Return all of the data exactly as given.

· · · · ·

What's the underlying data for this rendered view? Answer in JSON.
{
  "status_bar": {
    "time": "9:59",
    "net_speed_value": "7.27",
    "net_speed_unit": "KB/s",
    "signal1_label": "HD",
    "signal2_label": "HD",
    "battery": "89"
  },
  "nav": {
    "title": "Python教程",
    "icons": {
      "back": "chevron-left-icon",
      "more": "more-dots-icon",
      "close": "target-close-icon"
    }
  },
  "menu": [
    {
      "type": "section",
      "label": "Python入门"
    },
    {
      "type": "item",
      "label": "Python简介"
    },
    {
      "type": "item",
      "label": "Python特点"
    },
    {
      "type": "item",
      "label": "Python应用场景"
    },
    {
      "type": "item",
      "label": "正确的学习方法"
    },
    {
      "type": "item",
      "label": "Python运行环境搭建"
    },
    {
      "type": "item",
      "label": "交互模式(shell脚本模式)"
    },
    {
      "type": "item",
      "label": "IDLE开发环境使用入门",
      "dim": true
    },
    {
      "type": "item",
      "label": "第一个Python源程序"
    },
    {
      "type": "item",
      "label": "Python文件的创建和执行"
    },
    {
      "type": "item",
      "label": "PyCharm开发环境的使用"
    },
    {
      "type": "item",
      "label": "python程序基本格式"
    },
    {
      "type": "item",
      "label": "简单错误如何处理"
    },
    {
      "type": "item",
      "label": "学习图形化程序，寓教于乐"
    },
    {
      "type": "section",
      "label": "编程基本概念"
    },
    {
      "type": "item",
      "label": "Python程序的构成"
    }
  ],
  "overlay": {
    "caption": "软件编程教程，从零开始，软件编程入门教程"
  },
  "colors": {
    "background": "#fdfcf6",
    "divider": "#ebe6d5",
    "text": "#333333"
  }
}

· · · · ·

● Complete response
What's the underlying data for this rendered view? Answer in JSON.
{
  "status_bar": {
    "time": "9:59",
    "net_speed_value": "7.27",
    "net_speed_unit": "KB/s",
    "signal1_label": "HD",
    "signal2_label": "HD",
    "battery": "89"
  },
  "nav": {
    "title": "Python教程",
    "icons": {
      "back": "chevron-left-icon",
      "more": "more-dots-icon",
      "close": "target-close-icon"
    }
  },
  "menu": [
    {
      "type": "section",
      "label": "Python入门"
    },
    {
      "type": "item",
      "label": "Python简介"
    },
    {
      "type": "item",
      "label": "Python特点"
    },
    {
      "type": "item",
      "label": "Python应用场景"
    },
    {
      "type": "item",
      "label": "正确的学习方法"
    },
    {
      "type": "item",
      "label": "Python运行环境搭建"
    },
    {
      "type": "item",
      "label": "交互模式(shell脚本模式)"
    },
    {
      "type": "item",
      "label": "IDLE开发环境使用入门",
      "dim": true
    },
    {
      "type": "item",
      "label": "第一个Python源程序"
    },
    {
      "type": "item",
      "label": "Python文件的创建和执行"
    },
    {
      "type": "item",
      "label": "PyCharm开发环境的使用"
    },
    {
      "type": "item",
      "label": "python程序基本格式"
    },
    {
      "type": "item",
      "label": "简单错误如何处理"
    },
    {
      "type": "item",
      "label": "学习图形化程序，寓教于乐"
    },
    {
      "type": "section",
      "label": "编程基本概念"
    },
    {
      "type": "item",
      "label": "Python程序的构成"
    }
  ],
  "overlay": {
    "caption": "软件编程教程，从零开始，软件编程入门教程"
  },
  "colors": {
    "background": "#fdfcf6",
    "divider": "#ebe6d5",
    "text": "#333333"
  }
}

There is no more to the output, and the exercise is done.